### Stated goal
Gather up the lines that contain "Gorleben".

### Data listing
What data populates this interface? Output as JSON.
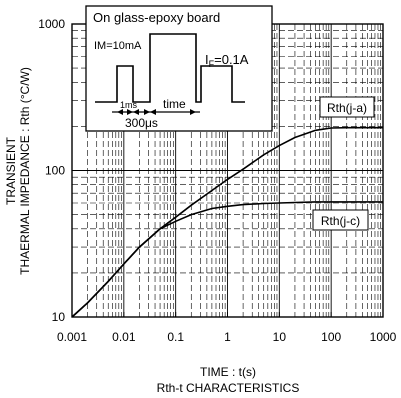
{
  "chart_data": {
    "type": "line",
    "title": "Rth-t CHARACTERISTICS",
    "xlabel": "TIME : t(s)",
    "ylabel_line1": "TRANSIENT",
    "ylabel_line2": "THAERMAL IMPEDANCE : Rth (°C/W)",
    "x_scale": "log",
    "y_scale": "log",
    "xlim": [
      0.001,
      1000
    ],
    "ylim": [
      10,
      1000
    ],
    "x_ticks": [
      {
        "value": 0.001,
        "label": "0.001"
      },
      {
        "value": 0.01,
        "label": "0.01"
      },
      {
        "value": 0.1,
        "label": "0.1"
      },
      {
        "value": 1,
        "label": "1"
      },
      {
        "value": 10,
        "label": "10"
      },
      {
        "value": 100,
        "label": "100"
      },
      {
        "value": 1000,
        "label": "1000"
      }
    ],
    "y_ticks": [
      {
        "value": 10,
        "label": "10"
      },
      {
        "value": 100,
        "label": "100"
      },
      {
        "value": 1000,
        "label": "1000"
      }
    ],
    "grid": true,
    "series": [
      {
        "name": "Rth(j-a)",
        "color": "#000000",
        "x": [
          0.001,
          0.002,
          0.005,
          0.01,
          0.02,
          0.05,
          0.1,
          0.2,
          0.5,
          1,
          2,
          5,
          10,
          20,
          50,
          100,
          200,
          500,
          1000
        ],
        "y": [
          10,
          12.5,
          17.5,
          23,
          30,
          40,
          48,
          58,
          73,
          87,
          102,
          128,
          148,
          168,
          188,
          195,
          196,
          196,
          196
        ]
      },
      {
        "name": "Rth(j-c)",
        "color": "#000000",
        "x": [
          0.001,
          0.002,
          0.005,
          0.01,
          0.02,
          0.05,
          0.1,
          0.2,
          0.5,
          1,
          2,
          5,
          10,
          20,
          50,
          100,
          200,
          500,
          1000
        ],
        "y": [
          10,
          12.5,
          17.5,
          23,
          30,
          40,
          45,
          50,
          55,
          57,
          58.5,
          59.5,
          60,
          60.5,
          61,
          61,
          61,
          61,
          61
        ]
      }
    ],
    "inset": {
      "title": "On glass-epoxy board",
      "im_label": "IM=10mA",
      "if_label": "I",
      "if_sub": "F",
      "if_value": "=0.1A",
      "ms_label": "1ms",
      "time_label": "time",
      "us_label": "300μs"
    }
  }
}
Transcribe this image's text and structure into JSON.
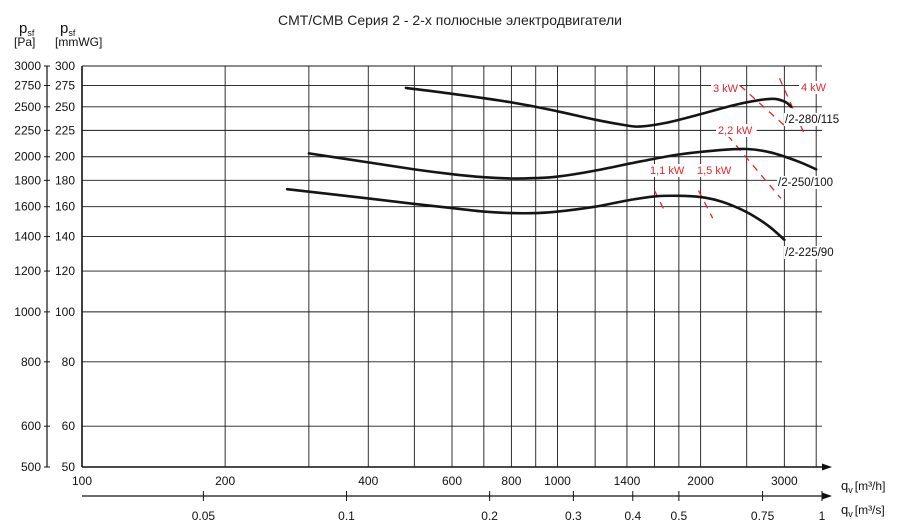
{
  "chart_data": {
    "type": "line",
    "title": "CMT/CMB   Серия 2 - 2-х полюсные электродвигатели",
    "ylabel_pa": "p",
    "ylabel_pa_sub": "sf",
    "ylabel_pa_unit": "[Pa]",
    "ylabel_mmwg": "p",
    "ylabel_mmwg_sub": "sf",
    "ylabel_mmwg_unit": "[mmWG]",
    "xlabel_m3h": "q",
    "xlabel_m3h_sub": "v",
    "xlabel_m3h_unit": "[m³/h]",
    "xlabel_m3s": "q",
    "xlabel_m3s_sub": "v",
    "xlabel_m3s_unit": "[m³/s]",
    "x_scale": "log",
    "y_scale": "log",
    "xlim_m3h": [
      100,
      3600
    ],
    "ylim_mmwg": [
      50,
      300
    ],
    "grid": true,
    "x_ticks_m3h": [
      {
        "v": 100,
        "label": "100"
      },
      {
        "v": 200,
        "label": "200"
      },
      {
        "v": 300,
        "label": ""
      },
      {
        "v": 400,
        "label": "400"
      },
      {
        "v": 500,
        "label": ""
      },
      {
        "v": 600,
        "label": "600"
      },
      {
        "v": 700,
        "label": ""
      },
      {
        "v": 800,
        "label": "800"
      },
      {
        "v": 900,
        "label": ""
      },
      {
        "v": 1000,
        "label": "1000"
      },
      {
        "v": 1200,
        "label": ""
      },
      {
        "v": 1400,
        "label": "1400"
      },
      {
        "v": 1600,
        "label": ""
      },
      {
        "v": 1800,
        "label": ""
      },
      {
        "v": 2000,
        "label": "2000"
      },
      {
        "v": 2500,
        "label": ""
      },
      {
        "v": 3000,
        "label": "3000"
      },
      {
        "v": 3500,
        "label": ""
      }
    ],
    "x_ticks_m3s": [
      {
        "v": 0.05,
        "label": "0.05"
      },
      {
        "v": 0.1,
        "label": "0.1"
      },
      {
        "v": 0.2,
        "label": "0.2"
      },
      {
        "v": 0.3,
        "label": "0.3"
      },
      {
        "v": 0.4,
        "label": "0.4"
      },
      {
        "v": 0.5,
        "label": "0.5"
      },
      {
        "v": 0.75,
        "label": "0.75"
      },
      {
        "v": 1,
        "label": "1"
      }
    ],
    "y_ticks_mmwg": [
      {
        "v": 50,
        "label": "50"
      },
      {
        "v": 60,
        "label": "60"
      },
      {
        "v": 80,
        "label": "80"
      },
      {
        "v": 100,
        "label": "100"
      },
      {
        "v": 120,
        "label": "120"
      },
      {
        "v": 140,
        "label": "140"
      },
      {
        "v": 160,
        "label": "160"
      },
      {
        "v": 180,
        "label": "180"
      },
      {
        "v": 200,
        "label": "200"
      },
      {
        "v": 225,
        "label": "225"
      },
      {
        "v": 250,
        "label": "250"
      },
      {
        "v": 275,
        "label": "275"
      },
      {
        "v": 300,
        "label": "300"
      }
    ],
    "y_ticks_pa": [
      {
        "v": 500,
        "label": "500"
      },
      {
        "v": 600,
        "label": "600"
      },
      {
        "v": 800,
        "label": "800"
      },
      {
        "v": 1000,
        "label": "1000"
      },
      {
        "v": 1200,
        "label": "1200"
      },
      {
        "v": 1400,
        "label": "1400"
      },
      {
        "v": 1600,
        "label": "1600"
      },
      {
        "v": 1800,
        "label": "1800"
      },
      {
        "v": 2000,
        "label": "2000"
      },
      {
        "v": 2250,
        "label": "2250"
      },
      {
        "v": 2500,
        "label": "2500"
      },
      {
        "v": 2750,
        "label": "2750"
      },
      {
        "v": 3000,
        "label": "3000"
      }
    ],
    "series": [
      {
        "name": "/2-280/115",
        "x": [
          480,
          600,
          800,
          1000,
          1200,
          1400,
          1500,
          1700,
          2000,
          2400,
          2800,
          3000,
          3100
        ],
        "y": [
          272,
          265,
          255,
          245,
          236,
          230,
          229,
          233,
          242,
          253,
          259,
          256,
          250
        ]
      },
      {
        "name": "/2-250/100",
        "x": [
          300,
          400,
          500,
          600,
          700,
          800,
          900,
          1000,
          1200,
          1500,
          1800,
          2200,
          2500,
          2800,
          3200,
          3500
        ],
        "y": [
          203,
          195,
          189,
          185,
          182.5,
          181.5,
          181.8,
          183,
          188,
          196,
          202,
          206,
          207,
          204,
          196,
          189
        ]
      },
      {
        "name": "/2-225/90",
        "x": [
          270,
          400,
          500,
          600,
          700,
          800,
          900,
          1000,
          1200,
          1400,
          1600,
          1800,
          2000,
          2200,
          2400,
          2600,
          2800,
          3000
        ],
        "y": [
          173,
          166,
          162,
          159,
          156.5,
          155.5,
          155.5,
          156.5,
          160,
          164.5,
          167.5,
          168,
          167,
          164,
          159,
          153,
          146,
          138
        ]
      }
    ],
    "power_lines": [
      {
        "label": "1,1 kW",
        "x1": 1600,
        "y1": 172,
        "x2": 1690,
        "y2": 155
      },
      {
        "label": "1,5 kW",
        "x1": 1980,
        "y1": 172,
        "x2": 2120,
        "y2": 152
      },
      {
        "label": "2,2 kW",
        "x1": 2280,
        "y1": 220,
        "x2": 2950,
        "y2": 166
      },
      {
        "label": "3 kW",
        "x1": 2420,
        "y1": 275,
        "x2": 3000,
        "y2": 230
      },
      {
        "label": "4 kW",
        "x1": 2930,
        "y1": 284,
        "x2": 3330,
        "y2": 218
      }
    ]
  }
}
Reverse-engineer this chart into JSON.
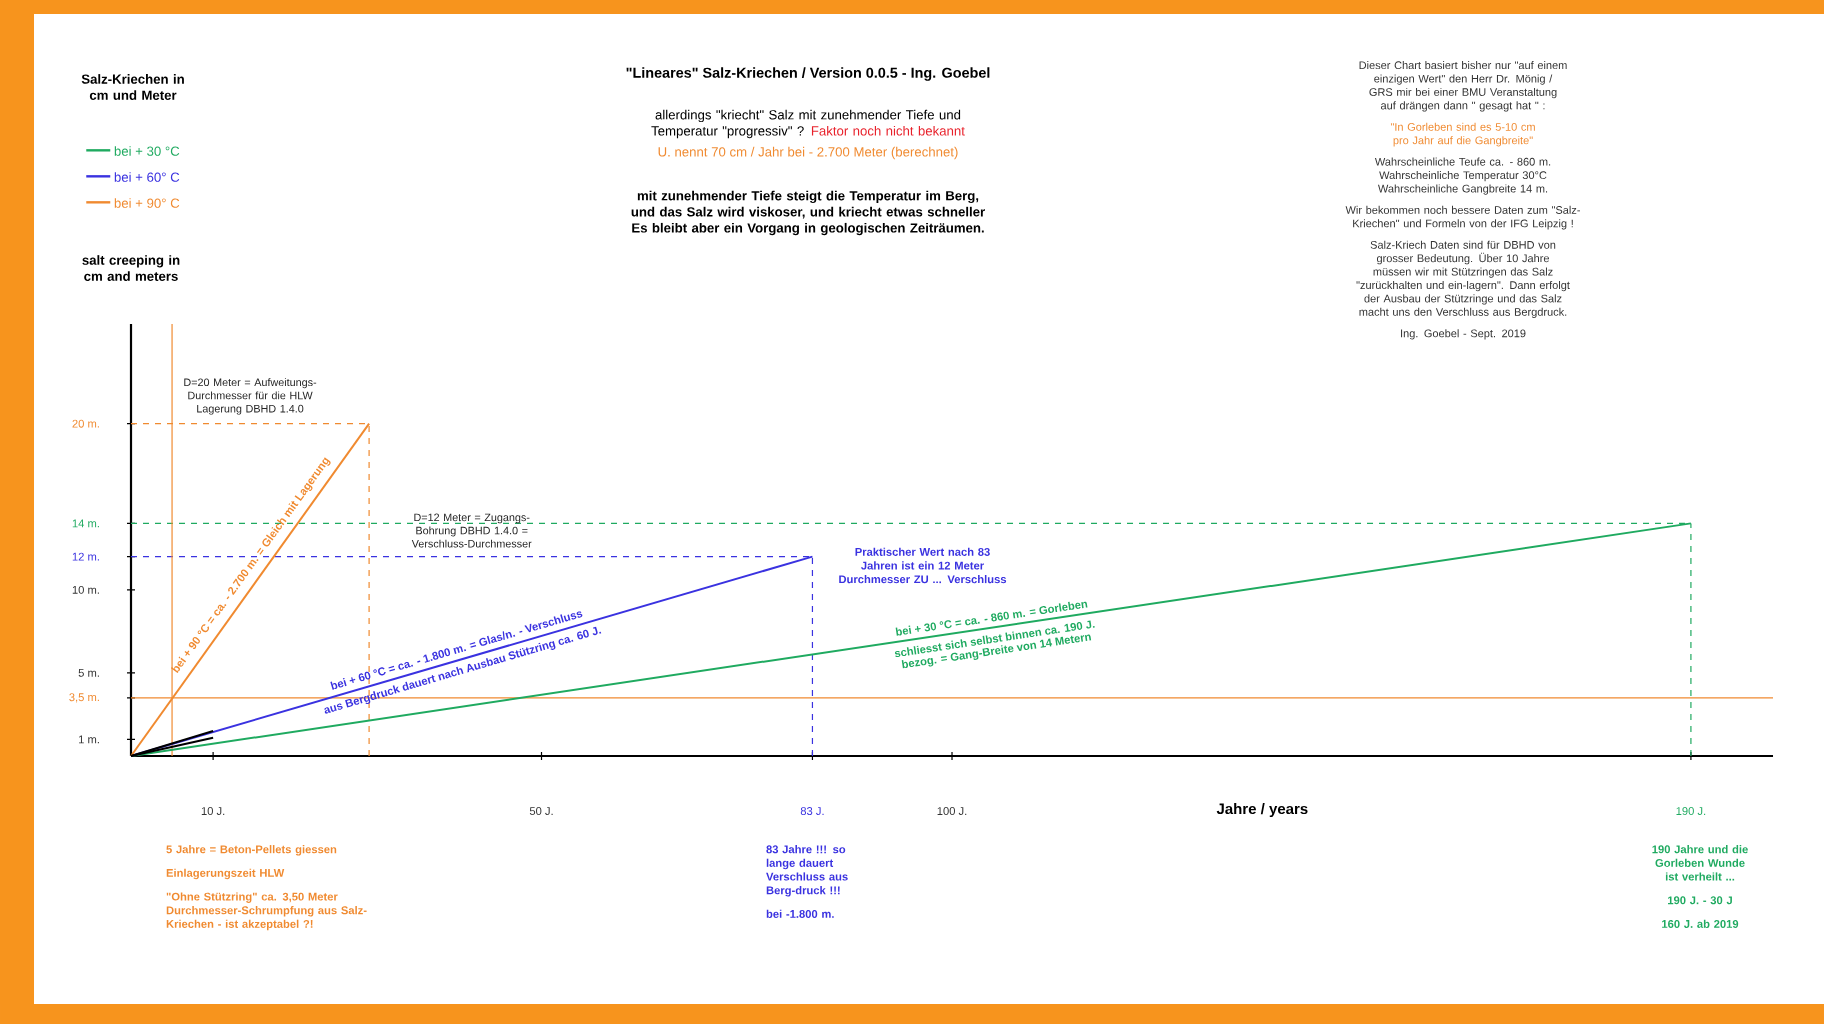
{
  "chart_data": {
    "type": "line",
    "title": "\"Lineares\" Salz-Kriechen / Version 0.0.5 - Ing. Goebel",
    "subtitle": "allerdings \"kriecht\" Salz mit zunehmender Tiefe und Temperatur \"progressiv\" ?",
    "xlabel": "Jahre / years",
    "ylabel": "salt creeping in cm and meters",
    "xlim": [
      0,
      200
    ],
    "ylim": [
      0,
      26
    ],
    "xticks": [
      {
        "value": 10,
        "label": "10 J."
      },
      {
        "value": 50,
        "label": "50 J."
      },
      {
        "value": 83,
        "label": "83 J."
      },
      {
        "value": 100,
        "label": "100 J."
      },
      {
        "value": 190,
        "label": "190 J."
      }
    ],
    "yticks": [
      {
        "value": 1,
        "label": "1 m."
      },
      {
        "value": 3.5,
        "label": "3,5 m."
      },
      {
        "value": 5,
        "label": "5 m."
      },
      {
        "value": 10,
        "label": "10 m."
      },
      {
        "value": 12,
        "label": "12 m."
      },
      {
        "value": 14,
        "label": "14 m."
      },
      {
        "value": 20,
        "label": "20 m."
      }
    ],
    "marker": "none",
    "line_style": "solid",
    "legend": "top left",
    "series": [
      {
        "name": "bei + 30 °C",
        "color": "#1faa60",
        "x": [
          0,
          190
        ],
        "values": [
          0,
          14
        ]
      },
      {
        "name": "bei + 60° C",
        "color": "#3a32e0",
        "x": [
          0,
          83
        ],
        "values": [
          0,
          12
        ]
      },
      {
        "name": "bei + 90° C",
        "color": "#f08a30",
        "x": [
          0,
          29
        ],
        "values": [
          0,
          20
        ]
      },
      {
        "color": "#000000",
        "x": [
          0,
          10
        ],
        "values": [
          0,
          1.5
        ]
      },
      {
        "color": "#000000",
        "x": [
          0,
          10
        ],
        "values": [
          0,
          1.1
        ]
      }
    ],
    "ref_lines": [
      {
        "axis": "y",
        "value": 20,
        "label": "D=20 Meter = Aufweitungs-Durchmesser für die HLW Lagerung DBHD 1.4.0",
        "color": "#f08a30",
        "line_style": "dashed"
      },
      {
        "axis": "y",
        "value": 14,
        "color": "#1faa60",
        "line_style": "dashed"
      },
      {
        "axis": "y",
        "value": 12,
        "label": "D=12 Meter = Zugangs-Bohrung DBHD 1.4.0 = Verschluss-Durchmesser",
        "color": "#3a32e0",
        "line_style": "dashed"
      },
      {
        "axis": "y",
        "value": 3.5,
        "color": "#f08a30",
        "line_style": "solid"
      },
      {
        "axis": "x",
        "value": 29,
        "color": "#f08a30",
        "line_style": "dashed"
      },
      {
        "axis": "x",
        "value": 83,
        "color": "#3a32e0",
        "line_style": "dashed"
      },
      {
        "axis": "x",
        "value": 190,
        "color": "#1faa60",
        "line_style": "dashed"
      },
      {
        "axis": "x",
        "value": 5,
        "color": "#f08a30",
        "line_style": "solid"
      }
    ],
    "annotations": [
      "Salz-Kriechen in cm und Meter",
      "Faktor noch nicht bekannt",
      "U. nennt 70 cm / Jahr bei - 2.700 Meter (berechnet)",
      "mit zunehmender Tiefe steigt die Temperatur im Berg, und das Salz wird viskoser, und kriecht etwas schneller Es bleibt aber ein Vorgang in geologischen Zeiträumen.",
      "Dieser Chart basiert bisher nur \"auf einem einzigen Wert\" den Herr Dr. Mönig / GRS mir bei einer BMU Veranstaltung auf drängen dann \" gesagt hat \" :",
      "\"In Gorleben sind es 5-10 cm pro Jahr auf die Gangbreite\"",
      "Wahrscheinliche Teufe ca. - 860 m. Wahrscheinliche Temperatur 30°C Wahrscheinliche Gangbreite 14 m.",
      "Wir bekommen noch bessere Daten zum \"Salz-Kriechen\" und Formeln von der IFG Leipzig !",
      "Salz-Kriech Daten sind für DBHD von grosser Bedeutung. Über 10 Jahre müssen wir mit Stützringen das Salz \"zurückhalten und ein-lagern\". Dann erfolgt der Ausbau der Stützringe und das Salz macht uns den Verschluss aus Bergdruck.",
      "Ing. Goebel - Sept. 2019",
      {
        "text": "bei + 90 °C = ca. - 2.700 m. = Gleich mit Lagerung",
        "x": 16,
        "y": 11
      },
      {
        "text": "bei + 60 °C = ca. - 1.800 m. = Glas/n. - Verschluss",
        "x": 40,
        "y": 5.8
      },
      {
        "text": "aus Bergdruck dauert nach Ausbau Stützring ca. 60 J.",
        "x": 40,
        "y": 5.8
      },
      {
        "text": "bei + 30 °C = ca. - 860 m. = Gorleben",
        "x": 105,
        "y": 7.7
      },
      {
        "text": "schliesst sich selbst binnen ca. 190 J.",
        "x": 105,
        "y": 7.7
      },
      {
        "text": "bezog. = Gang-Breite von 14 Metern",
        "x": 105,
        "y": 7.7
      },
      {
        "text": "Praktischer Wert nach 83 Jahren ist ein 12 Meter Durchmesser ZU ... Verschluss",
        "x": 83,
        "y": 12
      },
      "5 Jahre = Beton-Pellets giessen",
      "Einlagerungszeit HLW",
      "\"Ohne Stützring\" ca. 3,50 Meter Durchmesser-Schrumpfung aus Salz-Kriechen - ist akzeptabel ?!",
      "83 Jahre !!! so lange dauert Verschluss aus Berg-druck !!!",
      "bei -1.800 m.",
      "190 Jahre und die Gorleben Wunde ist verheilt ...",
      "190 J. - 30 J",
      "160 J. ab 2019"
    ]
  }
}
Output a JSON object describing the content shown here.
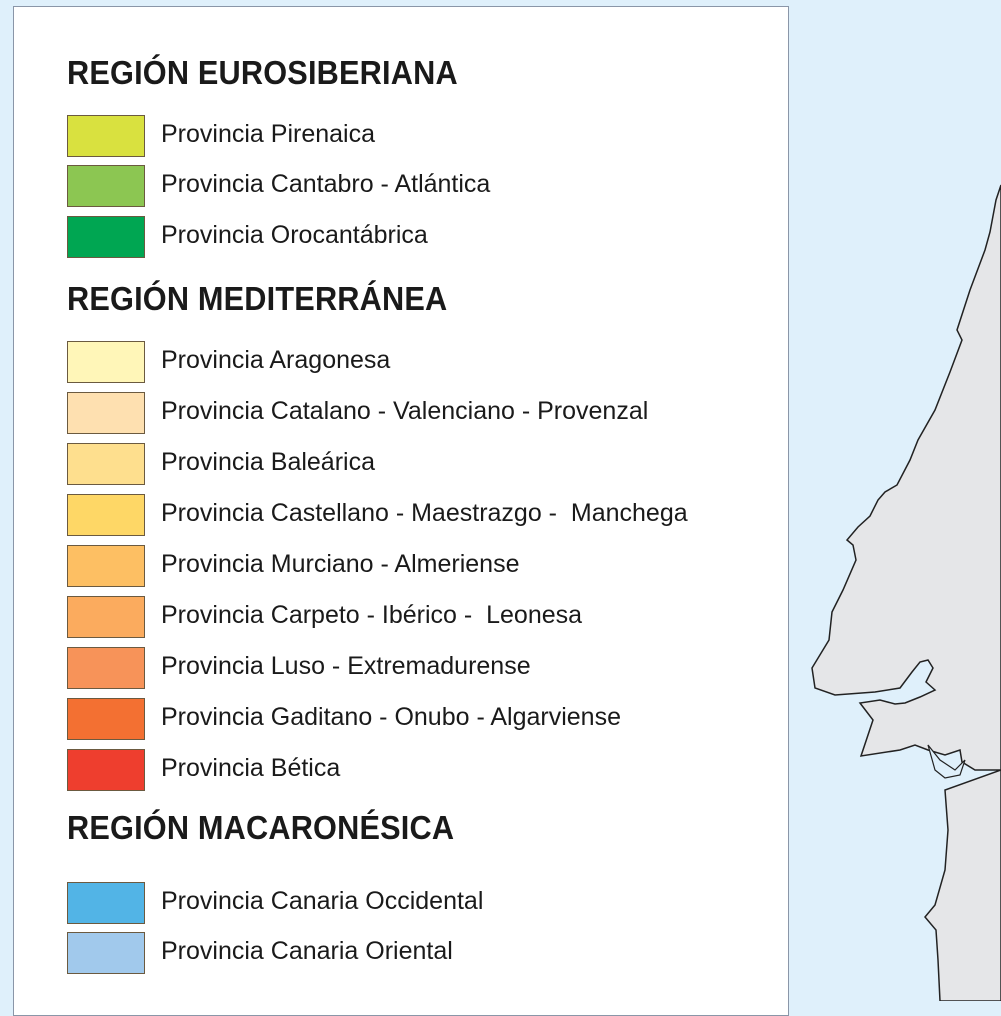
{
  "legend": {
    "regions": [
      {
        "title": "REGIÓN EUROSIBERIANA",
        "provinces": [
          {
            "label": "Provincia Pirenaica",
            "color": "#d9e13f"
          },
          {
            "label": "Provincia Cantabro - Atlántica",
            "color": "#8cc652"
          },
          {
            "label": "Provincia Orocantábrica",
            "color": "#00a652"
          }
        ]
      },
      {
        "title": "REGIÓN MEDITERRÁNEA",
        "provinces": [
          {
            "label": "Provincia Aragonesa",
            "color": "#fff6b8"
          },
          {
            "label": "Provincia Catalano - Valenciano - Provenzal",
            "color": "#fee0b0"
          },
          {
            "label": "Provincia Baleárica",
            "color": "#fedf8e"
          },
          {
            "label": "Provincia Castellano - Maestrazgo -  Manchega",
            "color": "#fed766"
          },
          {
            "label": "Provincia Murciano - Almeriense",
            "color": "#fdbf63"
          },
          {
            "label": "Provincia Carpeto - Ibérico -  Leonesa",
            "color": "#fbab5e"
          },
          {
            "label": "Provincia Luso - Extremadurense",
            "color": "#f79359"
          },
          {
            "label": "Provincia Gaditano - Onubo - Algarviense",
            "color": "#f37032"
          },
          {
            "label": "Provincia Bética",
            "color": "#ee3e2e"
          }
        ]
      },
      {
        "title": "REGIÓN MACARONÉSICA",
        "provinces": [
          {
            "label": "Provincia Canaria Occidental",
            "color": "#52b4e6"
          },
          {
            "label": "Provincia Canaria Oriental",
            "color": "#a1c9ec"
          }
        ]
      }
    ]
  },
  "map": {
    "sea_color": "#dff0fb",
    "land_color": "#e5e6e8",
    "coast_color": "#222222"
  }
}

### Answer to the problem
      "\"In Gorleben sind es 5-10 cm pro Jahr auf die Gangbreite\"",
        "text": "bei + 30 °C = ca. - 860 m. = Gorleben",
      "190 Jahre und die Gorleben Wunde ist verheilt ...",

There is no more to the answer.